• _Short task_:
Retype the whole listing verbatim and keep the pictures out of it.

• _Record excerpts_:
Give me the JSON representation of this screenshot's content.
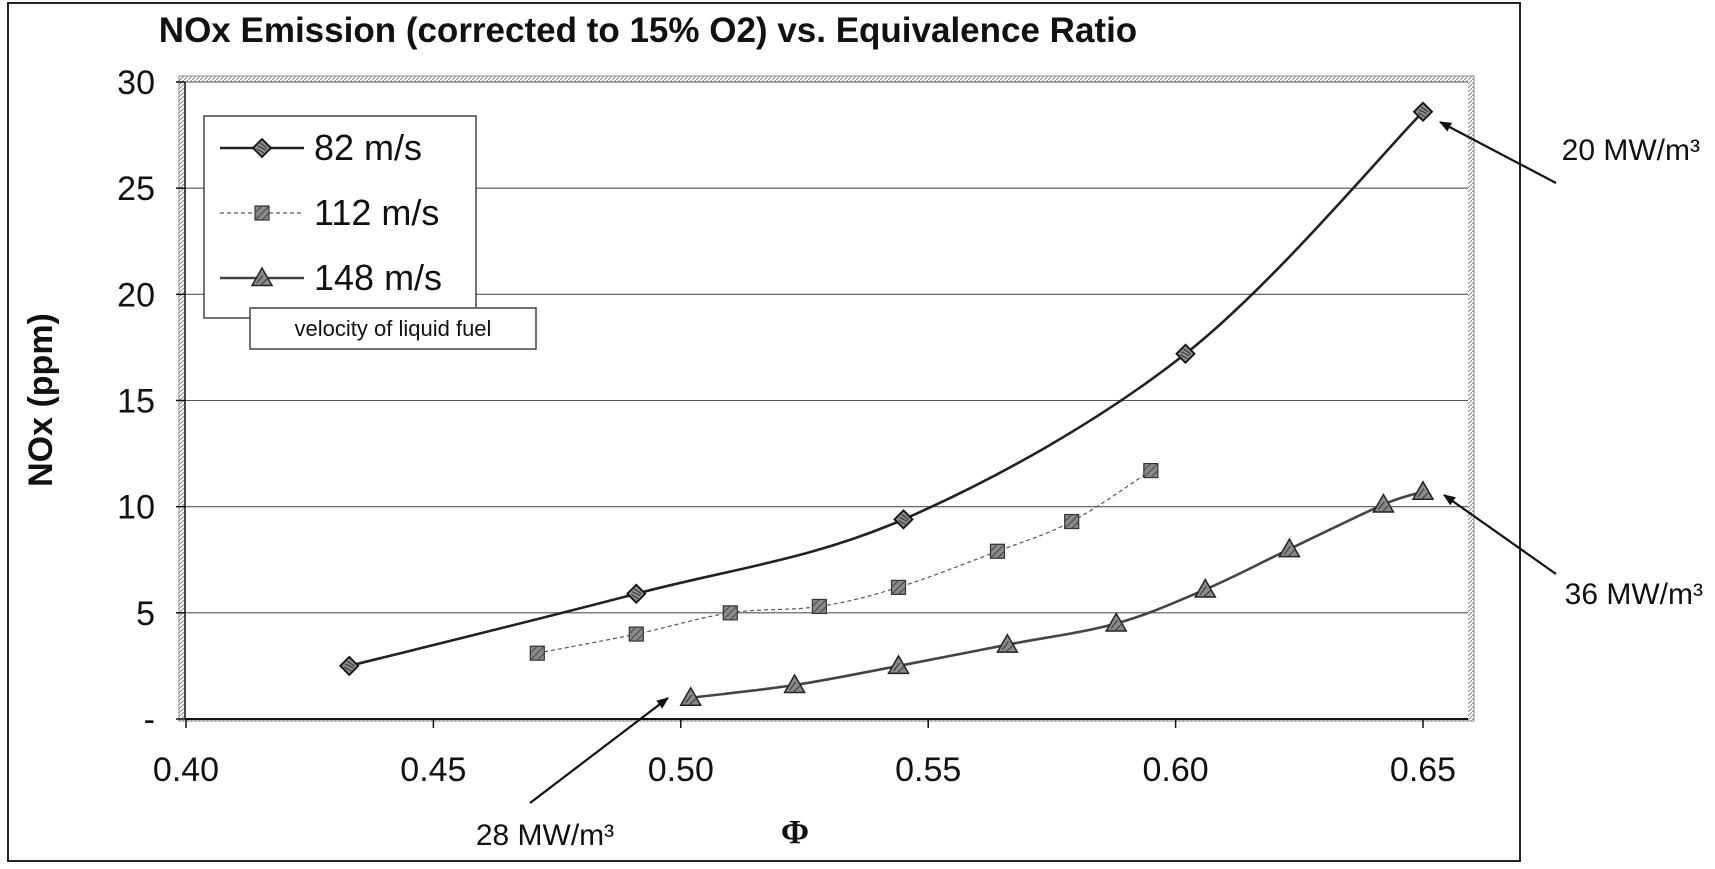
{
  "chart_data": {
    "type": "line",
    "title": "NOx Emission (corrected to 15% O2) vs. Equivalence Ratio",
    "xlabel": "Φ",
    "ylabel": "NOx (ppm)",
    "xlim": [
      0.4,
      0.662
    ],
    "ylim": [
      0,
      30
    ],
    "x_ticks": [
      0.4,
      0.45,
      0.5,
      0.55,
      0.6,
      0.65
    ],
    "x_tick_labels": [
      "0.40",
      "0.45",
      "0.50",
      "0.55",
      "0.60",
      "0.65"
    ],
    "y_ticks": [
      0,
      5,
      10,
      15,
      20,
      25,
      30
    ],
    "y_tick_labels": [
      "-",
      "5",
      "10",
      "15",
      "20",
      "25",
      "30"
    ],
    "grid": "horizontal",
    "legend": {
      "placement": "top-left",
      "title": "velocity of liquid fuel"
    },
    "series": [
      {
        "name": "82 m/s",
        "marker": "diamond",
        "line_style": "solid",
        "color": "#222222",
        "x": [
          0.433,
          0.491,
          0.545,
          0.602,
          0.65
        ],
        "values": [
          2.5,
          5.9,
          9.4,
          17.2,
          28.6
        ]
      },
      {
        "name": "112 m/s",
        "marker": "square",
        "line_style": "dotted",
        "color": "#555555",
        "x": [
          0.471,
          0.491,
          0.51,
          0.528,
          0.544,
          0.564,
          0.579,
          0.595
        ],
        "values": [
          3.1,
          4.0,
          5.0,
          5.3,
          6.2,
          7.9,
          9.3,
          11.7
        ]
      },
      {
        "name": "148 m/s",
        "marker": "triangle",
        "line_style": "solid",
        "color": "#444444",
        "x": [
          0.502,
          0.523,
          0.544,
          0.566,
          0.588,
          0.606,
          0.623,
          0.642,
          0.65
        ],
        "values": [
          1.0,
          1.6,
          2.5,
          3.5,
          4.5,
          6.1,
          8.0,
          10.1,
          10.7
        ]
      }
    ],
    "annotations": [
      {
        "text": "20 MW/m³",
        "target": [
          0.65,
          28.6
        ]
      },
      {
        "text": "36 MW/m³",
        "target": [
          0.65,
          10.7
        ]
      },
      {
        "text": "28 MW/m³",
        "target": [
          0.502,
          1.0
        ]
      }
    ]
  }
}
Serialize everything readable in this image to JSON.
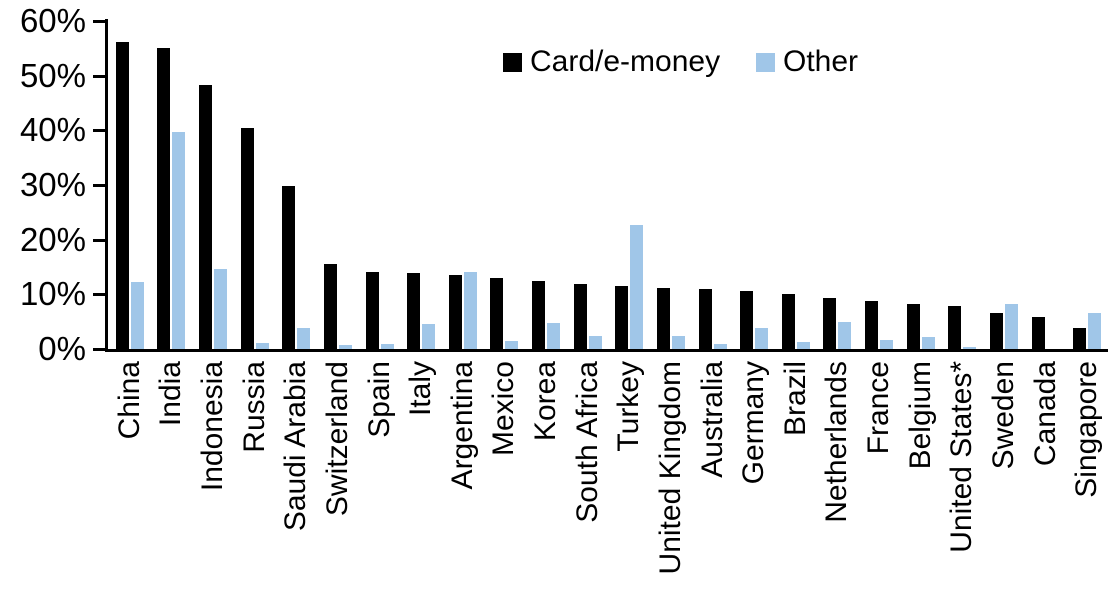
{
  "chart_data": {
    "type": "bar",
    "title": "",
    "xlabel": "",
    "ylabel": "",
    "ylim": [
      0,
      60
    ],
    "ytick_step": 10,
    "ytick_labels": [
      "0%",
      "10%",
      "20%",
      "30%",
      "40%",
      "50%",
      "60%"
    ],
    "grid": false,
    "legend_position": "top-center",
    "categories": [
      "China",
      "India",
      "Indonesia",
      "Russia",
      "Saudi Arabia",
      "Switzerland",
      "Spain",
      "Italy",
      "Argentina",
      "Mexico",
      "Korea",
      "South Africa",
      "Turkey",
      "United Kingdom",
      "Australia",
      "Germany",
      "Brazil",
      "Netherlands",
      "France",
      "Belgium",
      "United States*",
      "Sweden",
      "Canada",
      "Singapore"
    ],
    "series": [
      {
        "name": "Card/e-money",
        "color": "#000000",
        "values": [
          56.2,
          55.1,
          48.3,
          40.5,
          29.8,
          15.6,
          14.1,
          13.9,
          13.5,
          13.0,
          12.4,
          11.9,
          11.6,
          11.1,
          10.9,
          10.7,
          10.1,
          9.4,
          8.7,
          8.2,
          7.9,
          6.5,
          5.9,
          3.9
        ]
      },
      {
        "name": "Other",
        "color": "#A0C6E8",
        "values": [
          12.3,
          39.7,
          14.6,
          1.1,
          3.8,
          0.8,
          1.0,
          4.6,
          14.0,
          1.4,
          4.8,
          2.4,
          22.6,
          2.4,
          1.0,
          3.9,
          1.3,
          5.0,
          1.7,
          2.2,
          0.4,
          8.2,
          0.0,
          6.6
        ]
      }
    ]
  }
}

• _Final result_:
Give me the JSON representation of this screenshot's content.
{
  "chart_data": {
    "type": "line",
    "title": "NOx Emission (corrected to 15% O2) vs. Equivalence Ratio",
    "xlabel": "Φ",
    "ylabel": "NOx (ppm)",
    "xlim": [
      0.4,
      0.662
    ],
    "ylim": [
      0,
      30
    ],
    "x_ticks": [
      0.4,
      0.45,
      0.5,
      0.55,
      0.6,
      0.65
    ],
    "x_tick_labels": [
      "0.40",
      "0.45",
      "0.50",
      "0.55",
      "0.60",
      "0.65"
    ],
    "y_ticks": [
      0,
      5,
      10,
      15,
      20,
      25,
      30
    ],
    "y_tick_labels": [
      "-",
      "5",
      "10",
      "15",
      "20",
      "25",
      "30"
    ],
    "grid": "horizontal",
    "legend": {
      "placement": "top-left",
      "title": "velocity of liquid fuel"
    },
    "series": [
      {
        "name": "82 m/s",
        "marker": "diamond",
        "line_style": "solid",
        "color": "#222222",
        "x": [
          0.433,
          0.491,
          0.545,
          0.602,
          0.65
        ],
        "values": [
          2.5,
          5.9,
          9.4,
          17.2,
          28.6
        ]
      },
      {
        "name": "112 m/s",
        "marker": "square",
        "line_style": "dotted",
        "color": "#555555",
        "x": [
          0.471,
          0.491,
          0.51,
          0.528,
          0.544,
          0.564,
          0.579,
          0.595
        ],
        "values": [
          3.1,
          4.0,
          5.0,
          5.3,
          6.2,
          7.9,
          9.3,
          11.7
        ]
      },
      {
        "name": "148 m/s",
        "marker": "triangle",
        "line_style": "solid",
        "color": "#444444",
        "x": [
          0.502,
          0.523,
          0.544,
          0.566,
          0.588,
          0.606,
          0.623,
          0.642,
          0.65
        ],
        "values": [
          1.0,
          1.6,
          2.5,
          3.5,
          4.5,
          6.1,
          8.0,
          10.1,
          10.7
        ]
      }
    ],
    "annotations": [
      {
        "text": "20 MW/m³",
        "target": [
          0.65,
          28.6
        ]
      },
      {
        "text": "36 MW/m³",
        "target": [
          0.65,
          10.7
        ]
      },
      {
        "text": "28 MW/m³",
        "target": [
          0.502,
          1.0
        ]
      }
    ]
  }
}
Serialize everything readable in this image to JSON.
{
  "chart_data": {
    "type": "bar",
    "title": "",
    "xlabel": "",
    "ylabel": "",
    "ylim": [
      0,
      60
    ],
    "ytick_step": 10,
    "ytick_labels": [
      "0%",
      "10%",
      "20%",
      "30%",
      "40%",
      "50%",
      "60%"
    ],
    "grid": false,
    "legend_position": "top-center",
    "categories": [
      "China",
      "India",
      "Indonesia",
      "Russia",
      "Saudi Arabia",
      "Switzerland",
      "Spain",
      "Italy",
      "Argentina",
      "Mexico",
      "Korea",
      "South Africa",
      "Turkey",
      "United Kingdom",
      "Australia",
      "Germany",
      "Brazil",
      "Netherlands",
      "France",
      "Belgium",
      "United States*",
      "Sweden",
      "Canada",
      "Singapore"
    ],
    "series": [
      {
        "name": "Card/e-money",
        "color": "#000000",
        "values": [
          56.2,
          55.1,
          48.3,
          40.5,
          29.8,
          15.6,
          14.1,
          13.9,
          13.5,
          13.0,
          12.4,
          11.9,
          11.6,
          11.1,
          10.9,
          10.7,
          10.1,
          9.4,
          8.7,
          8.2,
          7.9,
          6.5,
          5.9,
          3.9
        ]
      },
      {
        "name": "Other",
        "color": "#A0C6E8",
        "values": [
          12.3,
          39.7,
          14.6,
          1.1,
          3.8,
          0.8,
          1.0,
          4.6,
          14.0,
          1.4,
          4.8,
          2.4,
          22.6,
          2.4,
          1.0,
          3.9,
          1.3,
          5.0,
          1.7,
          2.2,
          0.4,
          8.2,
          0.0,
          6.6
        ]
      }
    ]
  }
}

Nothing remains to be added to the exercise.